═══ Material supplied ═══

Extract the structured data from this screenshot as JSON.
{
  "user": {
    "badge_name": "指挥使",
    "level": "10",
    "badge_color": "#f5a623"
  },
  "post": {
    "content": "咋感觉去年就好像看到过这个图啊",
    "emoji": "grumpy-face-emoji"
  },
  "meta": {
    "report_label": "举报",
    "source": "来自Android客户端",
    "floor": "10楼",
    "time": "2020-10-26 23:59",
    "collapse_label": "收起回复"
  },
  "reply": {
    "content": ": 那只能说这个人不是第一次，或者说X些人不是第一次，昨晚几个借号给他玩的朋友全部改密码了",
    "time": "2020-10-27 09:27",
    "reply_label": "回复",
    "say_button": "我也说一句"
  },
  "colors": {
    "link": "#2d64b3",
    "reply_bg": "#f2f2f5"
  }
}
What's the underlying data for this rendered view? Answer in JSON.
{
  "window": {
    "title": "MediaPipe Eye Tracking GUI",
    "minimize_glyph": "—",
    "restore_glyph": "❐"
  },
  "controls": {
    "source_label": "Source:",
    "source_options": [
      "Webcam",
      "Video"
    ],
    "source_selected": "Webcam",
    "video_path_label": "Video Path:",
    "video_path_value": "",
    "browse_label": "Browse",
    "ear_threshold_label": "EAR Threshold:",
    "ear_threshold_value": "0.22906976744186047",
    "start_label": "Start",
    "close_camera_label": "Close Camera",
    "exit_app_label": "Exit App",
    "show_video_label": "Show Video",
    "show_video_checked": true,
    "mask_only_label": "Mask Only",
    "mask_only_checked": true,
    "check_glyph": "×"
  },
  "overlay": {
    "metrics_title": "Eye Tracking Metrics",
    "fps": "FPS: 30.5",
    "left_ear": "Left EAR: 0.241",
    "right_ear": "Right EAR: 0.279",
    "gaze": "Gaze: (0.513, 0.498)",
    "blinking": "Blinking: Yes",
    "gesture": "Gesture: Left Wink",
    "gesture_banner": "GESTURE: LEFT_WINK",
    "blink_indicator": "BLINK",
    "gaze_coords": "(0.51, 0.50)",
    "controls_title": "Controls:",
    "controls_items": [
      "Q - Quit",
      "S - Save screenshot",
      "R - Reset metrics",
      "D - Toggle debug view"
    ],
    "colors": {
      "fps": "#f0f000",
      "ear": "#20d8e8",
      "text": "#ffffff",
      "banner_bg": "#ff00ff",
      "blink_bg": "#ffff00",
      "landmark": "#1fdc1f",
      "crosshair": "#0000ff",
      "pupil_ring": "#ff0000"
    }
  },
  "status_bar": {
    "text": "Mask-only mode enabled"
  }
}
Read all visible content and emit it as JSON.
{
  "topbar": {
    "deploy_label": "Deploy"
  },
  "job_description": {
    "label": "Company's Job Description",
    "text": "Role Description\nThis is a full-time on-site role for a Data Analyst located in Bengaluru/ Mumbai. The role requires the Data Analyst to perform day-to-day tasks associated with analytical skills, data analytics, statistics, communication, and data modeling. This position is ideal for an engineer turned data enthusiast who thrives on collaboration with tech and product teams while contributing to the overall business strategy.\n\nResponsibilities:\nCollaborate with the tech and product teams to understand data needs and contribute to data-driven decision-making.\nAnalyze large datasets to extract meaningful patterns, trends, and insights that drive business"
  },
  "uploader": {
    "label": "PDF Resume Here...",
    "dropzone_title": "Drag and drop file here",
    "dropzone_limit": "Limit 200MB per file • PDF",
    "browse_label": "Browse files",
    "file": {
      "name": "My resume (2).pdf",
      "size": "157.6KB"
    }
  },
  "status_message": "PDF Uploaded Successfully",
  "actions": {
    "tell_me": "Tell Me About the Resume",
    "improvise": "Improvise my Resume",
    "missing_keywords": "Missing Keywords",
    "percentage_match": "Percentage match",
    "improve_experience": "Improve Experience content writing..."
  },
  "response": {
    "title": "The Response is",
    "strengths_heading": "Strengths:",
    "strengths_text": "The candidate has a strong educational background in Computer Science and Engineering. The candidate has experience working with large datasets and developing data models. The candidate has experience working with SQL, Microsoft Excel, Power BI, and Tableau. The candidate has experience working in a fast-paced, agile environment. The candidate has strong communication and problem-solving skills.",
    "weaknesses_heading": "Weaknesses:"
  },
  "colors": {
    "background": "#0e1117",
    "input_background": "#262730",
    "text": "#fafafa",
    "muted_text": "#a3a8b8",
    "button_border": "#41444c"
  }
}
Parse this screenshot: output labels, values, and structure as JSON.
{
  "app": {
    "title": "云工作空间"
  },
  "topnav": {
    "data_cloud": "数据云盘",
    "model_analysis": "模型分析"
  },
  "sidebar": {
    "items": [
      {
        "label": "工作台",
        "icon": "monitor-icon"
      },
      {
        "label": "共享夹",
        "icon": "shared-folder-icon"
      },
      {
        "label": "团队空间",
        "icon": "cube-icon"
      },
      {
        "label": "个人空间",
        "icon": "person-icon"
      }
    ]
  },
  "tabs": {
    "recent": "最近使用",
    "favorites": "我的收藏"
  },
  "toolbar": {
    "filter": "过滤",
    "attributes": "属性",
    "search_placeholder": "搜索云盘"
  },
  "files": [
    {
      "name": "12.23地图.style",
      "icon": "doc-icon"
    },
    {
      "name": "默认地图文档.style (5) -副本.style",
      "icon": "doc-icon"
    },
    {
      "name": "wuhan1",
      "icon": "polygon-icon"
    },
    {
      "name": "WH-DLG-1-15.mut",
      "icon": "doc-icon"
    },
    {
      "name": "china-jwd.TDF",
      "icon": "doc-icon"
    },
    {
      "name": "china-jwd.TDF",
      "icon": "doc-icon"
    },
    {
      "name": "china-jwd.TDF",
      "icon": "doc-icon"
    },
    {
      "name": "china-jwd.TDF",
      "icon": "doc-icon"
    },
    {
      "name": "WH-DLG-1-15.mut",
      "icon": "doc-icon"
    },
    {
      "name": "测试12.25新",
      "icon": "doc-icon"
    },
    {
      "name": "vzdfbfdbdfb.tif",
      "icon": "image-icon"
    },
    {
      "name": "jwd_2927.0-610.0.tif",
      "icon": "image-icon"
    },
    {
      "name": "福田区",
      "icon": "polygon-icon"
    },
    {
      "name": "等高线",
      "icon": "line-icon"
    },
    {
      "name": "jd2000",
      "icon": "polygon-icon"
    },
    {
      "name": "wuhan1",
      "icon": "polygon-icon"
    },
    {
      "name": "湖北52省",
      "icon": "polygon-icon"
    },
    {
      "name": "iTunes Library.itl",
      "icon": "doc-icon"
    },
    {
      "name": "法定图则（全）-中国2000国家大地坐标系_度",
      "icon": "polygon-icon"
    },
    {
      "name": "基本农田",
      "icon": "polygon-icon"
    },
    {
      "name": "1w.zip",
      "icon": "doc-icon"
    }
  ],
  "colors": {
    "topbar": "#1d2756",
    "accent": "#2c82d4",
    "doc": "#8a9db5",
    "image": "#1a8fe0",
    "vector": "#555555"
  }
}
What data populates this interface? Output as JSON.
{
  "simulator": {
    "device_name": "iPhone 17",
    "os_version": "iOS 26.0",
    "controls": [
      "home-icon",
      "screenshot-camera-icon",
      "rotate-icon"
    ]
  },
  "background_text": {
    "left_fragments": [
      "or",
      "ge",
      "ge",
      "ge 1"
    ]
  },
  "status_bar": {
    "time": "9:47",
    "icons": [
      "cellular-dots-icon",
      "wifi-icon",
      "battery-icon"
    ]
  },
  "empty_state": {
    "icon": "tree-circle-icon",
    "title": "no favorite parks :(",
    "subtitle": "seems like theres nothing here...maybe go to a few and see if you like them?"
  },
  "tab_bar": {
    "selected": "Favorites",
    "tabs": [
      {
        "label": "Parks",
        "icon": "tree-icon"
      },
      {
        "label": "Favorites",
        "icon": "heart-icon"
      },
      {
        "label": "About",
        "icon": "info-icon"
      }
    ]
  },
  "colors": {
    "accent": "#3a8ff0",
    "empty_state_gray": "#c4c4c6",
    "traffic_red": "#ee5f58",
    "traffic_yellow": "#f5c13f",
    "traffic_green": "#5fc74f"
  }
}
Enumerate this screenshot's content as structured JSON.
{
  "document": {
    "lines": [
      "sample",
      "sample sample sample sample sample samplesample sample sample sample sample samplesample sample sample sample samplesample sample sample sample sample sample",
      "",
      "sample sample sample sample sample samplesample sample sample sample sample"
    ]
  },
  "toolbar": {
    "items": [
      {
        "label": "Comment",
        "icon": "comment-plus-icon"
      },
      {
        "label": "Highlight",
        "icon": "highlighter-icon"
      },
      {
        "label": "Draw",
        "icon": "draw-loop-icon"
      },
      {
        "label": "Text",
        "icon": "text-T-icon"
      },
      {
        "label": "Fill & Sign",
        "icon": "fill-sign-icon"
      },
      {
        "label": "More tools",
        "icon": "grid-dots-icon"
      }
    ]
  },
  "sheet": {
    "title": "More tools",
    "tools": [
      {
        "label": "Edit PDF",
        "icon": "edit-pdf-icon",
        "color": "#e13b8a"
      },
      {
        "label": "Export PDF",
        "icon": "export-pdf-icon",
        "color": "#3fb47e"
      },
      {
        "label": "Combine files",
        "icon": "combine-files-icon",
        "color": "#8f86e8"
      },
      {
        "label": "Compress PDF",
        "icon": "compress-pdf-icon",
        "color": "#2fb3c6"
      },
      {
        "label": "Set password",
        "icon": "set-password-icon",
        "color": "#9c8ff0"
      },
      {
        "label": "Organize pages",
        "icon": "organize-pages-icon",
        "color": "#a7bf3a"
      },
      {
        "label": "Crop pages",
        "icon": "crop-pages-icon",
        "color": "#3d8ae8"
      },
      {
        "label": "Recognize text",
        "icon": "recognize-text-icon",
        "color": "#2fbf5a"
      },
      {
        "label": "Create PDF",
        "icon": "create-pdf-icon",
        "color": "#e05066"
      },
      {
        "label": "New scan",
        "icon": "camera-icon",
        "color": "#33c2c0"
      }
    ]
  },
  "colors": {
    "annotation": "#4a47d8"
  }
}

═══

◆ **Given instruction**
Among the lines of the material, find those that hold the word "dots" and copy them.

◆ **Solution for this task**
      "cellular-dots-icon",
        "icon": "grid-dots-icon"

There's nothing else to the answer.